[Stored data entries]
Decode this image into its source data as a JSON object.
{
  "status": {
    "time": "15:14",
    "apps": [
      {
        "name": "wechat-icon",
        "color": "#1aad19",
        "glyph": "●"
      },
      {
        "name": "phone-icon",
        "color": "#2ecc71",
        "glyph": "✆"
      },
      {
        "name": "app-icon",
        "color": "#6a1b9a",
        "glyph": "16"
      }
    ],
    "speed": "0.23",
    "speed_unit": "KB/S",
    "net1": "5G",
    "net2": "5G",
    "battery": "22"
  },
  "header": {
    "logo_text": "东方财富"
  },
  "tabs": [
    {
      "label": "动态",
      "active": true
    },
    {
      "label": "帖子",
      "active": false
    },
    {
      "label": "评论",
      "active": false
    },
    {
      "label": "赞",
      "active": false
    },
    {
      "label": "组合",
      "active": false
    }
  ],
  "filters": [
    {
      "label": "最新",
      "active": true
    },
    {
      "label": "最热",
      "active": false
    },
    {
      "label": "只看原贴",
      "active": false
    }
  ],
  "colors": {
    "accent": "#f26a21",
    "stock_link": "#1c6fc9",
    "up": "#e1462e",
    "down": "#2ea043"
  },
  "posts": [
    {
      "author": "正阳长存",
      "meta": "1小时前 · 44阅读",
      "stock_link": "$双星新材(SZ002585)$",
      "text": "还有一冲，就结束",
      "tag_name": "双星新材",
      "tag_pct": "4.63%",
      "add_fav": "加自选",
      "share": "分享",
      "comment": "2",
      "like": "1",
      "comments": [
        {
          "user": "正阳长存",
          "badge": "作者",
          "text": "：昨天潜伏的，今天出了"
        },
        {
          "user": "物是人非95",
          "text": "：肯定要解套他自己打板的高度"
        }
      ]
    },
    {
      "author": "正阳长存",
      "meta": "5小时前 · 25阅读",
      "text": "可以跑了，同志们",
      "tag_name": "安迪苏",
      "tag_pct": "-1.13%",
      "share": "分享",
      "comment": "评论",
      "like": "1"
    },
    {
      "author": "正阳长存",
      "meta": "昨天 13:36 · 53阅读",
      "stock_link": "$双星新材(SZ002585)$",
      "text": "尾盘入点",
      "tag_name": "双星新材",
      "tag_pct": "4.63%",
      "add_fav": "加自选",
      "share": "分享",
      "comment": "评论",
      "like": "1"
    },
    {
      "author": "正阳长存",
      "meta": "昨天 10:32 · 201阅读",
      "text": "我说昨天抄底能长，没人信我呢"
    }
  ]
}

▶ **The request**: Above are the records; retype every one exactly.

▶ **The reply**:
Decode this image into its source data as a JSON object.
{
  "status": {
    "time": "15:14",
    "apps": [
      {
        "name": "wechat-icon",
        "color": "#1aad19",
        "glyph": "●"
      },
      {
        "name": "phone-icon",
        "color": "#2ecc71",
        "glyph": "✆"
      },
      {
        "name": "app-icon",
        "color": "#6a1b9a",
        "glyph": "16"
      }
    ],
    "speed": "0.23",
    "speed_unit": "KB/S",
    "net1": "5G",
    "net2": "5G",
    "battery": "22"
  },
  "header": {
    "logo_text": "东方财富"
  },
  "tabs": [
    {
      "label": "动态",
      "active": true
    },
    {
      "label": "帖子",
      "active": false
    },
    {
      "label": "评论",
      "active": false
    },
    {
      "label": "赞",
      "active": false
    },
    {
      "label": "组合",
      "active": false
    }
  ],
  "filters": [
    {
      "label": "最新",
      "active": true
    },
    {
      "label": "最热",
      "active": false
    },
    {
      "label": "只看原贴",
      "active": false
    }
  ],
  "colors": {
    "accent": "#f26a21",
    "stock_link": "#1c6fc9",
    "up": "#e1462e",
    "down": "#2ea043"
  },
  "posts": [
    {
      "author": "正阳长存",
      "meta": "1小时前 · 44阅读",
      "stock_link": "$双星新材(SZ002585)$",
      "text": "还有一冲，就结束",
      "tag_name": "双星新材",
      "tag_pct": "4.63%",
      "add_fav": "加自选",
      "share": "分享",
      "comment": "2",
      "like": "1",
      "comments": [
        {
          "user": "正阳长存",
          "badge": "作者",
          "text": "：昨天潜伏的，今天出了"
        },
        {
          "user": "物是人非95",
          "text": "：肯定要解套他自己打板的高度"
        }
      ]
    },
    {
      "author": "正阳长存",
      "meta": "5小时前 · 25阅读",
      "text": "可以跑了，同志们",
      "tag_name": "安迪苏",
      "tag_pct": "-1.13%",
      "share": "分享",
      "comment": "评论",
      "like": "1"
    },
    {
      "author": "正阳长存",
      "meta": "昨天 13:36 · 53阅读",
      "stock_link": "$双星新材(SZ002585)$",
      "text": "尾盘入点",
      "tag_name": "双星新材",
      "tag_pct": "4.63%",
      "add_fav": "加自选",
      "share": "分享",
      "comment": "评论",
      "like": "1"
    },
    {
      "author": "正阳长存",
      "meta": "昨天 10:32 · 201阅读",
      "text": "我说昨天抄底能长，没人信我呢"
    }
  ]
}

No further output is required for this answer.